• **Task goal**
Using the trek account, explain why the trip to Baltistan began overland. Answer in one to three sentences.

• **Document text**
----------
Our trip of a lifetime, a trek from the Northern Pakistani town of Hushe over Gondogoro La to K2 base camp, began in Islamabad. We had planned to fly from there to Pakistan’s Northern Areas, but our flight to the town Skardu, the closest city to the trailhead, was cancelled, so we began our overland trip to Baltistan in the north the same morning. My Nepalese husband, Arjun, and I had done a lot of treks in Nepal and I’d also done numerous ones in the Andes of S. America, but getting to see K2 with my own eyes had been a longstanding dream for more than 14 years.
----------
• **Material supplied**
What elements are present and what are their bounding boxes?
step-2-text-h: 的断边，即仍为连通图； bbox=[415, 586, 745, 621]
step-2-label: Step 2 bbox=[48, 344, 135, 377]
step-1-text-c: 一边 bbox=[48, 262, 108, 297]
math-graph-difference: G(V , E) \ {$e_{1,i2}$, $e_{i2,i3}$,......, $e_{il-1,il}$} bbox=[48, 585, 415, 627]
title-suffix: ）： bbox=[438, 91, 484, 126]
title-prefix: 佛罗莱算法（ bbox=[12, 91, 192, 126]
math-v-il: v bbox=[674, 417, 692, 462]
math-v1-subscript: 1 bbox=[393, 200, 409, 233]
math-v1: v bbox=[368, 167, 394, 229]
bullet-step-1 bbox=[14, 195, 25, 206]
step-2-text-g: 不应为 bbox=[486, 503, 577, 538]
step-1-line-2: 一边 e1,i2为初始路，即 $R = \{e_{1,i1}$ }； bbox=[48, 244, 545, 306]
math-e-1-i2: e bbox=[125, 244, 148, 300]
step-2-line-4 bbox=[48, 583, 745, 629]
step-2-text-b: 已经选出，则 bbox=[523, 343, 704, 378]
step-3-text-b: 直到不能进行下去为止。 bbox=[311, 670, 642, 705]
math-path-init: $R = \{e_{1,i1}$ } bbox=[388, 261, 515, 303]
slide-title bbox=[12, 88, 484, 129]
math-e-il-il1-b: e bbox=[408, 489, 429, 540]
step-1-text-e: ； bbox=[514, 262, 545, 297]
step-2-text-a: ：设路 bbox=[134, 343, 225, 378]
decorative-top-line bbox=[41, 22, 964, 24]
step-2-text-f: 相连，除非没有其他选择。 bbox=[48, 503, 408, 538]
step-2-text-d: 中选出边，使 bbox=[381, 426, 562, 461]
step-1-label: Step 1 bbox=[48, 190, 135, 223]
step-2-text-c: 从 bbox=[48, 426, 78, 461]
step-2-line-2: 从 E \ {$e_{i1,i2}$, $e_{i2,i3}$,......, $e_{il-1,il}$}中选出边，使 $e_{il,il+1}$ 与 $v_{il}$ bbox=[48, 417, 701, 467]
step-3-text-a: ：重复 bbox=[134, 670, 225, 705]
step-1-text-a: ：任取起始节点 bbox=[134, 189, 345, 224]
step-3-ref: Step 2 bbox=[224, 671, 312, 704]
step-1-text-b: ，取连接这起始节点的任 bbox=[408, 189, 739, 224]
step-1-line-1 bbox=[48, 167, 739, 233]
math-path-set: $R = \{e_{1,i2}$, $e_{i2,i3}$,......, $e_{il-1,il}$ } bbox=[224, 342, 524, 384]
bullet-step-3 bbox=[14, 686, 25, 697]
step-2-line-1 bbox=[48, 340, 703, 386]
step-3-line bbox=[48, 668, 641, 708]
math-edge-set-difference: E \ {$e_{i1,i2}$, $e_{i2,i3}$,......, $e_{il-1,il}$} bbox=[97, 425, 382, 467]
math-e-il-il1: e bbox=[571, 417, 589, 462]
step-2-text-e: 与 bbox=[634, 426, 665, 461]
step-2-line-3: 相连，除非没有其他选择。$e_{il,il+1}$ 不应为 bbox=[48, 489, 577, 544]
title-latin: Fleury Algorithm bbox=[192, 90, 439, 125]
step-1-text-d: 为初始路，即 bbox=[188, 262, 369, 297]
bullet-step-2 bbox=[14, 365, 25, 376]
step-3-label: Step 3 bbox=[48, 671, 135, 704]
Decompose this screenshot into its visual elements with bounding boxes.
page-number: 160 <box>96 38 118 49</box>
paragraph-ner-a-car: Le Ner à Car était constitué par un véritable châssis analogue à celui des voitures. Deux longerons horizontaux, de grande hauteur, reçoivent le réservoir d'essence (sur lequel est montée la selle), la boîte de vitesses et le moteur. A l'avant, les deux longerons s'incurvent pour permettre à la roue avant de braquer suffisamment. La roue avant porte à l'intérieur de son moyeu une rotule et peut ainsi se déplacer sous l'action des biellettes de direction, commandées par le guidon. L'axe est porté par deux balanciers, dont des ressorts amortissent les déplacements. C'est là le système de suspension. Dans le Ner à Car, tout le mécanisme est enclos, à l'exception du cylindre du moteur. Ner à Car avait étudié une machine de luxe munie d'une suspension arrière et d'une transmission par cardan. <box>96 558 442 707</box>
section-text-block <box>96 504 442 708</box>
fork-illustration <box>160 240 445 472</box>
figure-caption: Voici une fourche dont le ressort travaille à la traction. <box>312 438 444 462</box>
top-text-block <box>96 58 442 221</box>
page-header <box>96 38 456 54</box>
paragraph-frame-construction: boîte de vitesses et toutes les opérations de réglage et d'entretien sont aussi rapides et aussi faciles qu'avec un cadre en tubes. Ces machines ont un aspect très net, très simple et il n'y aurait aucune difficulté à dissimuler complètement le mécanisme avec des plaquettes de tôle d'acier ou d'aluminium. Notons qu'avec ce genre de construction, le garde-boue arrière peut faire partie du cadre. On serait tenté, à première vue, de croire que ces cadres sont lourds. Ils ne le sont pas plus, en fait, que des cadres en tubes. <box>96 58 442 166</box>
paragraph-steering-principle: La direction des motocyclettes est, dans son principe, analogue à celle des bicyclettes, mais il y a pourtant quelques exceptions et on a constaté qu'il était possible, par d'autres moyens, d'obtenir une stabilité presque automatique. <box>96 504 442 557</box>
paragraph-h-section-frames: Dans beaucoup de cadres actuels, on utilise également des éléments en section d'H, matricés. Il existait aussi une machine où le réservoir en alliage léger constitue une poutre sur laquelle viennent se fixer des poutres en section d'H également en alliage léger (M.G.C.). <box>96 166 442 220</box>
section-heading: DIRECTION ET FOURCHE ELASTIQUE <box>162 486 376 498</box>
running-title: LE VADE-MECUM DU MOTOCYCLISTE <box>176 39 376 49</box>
----------
• **Result of the exercise**
The plan had been to fly from Islamabad to Skardu, the closest city to the trailhead. That flight was cancelled, so the overland trip to Baltistan in the north began that same morning.